» **DIRECTION**
Make an exact copy of the records, with the pictures left out.
· · ·
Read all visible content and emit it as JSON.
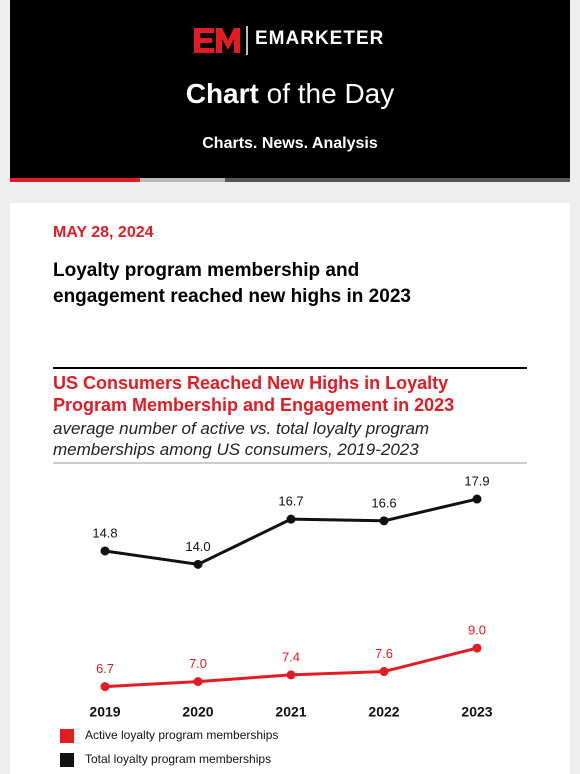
{
  "header": {
    "brand": "EMARKETER",
    "title_bold": "Chart",
    "title_rest": "of the Day",
    "tagline": "Charts. News. Analysis"
  },
  "article": {
    "date": "MAY 28, 2024",
    "headline": "Loyalty program membership and engagement reached new highs in 2023"
  },
  "chart_data": {
    "type": "line",
    "title": "US Consumers Reached New Highs in Loyalty Program Membership and Engagement in 2023",
    "subtitle": "average number of active vs. total loyalty program memberships among US consumers, 2019-2023",
    "categories": [
      "2019",
      "2020",
      "2021",
      "2022",
      "2023"
    ],
    "ylim": [
      5.9,
      18.5
    ],
    "series": [
      {
        "name": "Active loyalty program memberships",
        "color": "#e31b23",
        "values": [
          6.7,
          7.0,
          7.4,
          7.6,
          9.0
        ],
        "value_labels": [
          "6.7",
          "7.0",
          "7.4",
          "7.6",
          "9.0"
        ]
      },
      {
        "name": "Total loyalty program memberships",
        "color": "#111111",
        "values": [
          14.8,
          14.0,
          16.7,
          16.6,
          17.9
        ],
        "value_labels": [
          "14.8",
          "14.0",
          "16.7",
          "16.6",
          "17.9"
        ]
      }
    ]
  }
}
· · ·
» **TASK RESPONSE**
Read all visible content and emit it as JSON.
{
  "header": {
    "brand": "EMARKETER",
    "title_bold": "Chart",
    "title_rest": "of the Day",
    "tagline": "Charts. News. Analysis"
  },
  "article": {
    "date": "MAY 28, 2024",
    "headline": "Loyalty program membership and engagement reached new highs in 2023"
  },
  "chart_data": {
    "type": "line",
    "title": "US Consumers Reached New Highs in Loyalty Program Membership and Engagement in 2023",
    "subtitle": "average number of active vs. total loyalty program memberships among US consumers, 2019-2023",
    "categories": [
      "2019",
      "2020",
      "2021",
      "2022",
      "2023"
    ],
    "ylim": [
      5.9,
      18.5
    ],
    "series": [
      {
        "name": "Active loyalty program memberships",
        "color": "#e31b23",
        "values": [
          6.7,
          7.0,
          7.4,
          7.6,
          9.0
        ],
        "value_labels": [
          "6.7",
          "7.0",
          "7.4",
          "7.6",
          "9.0"
        ]
      },
      {
        "name": "Total loyalty program memberships",
        "color": "#111111",
        "values": [
          14.8,
          14.0,
          16.7,
          16.6,
          17.9
        ],
        "value_labels": [
          "14.8",
          "14.0",
          "16.7",
          "16.6",
          "17.9"
        ]
      }
    ]
  }
}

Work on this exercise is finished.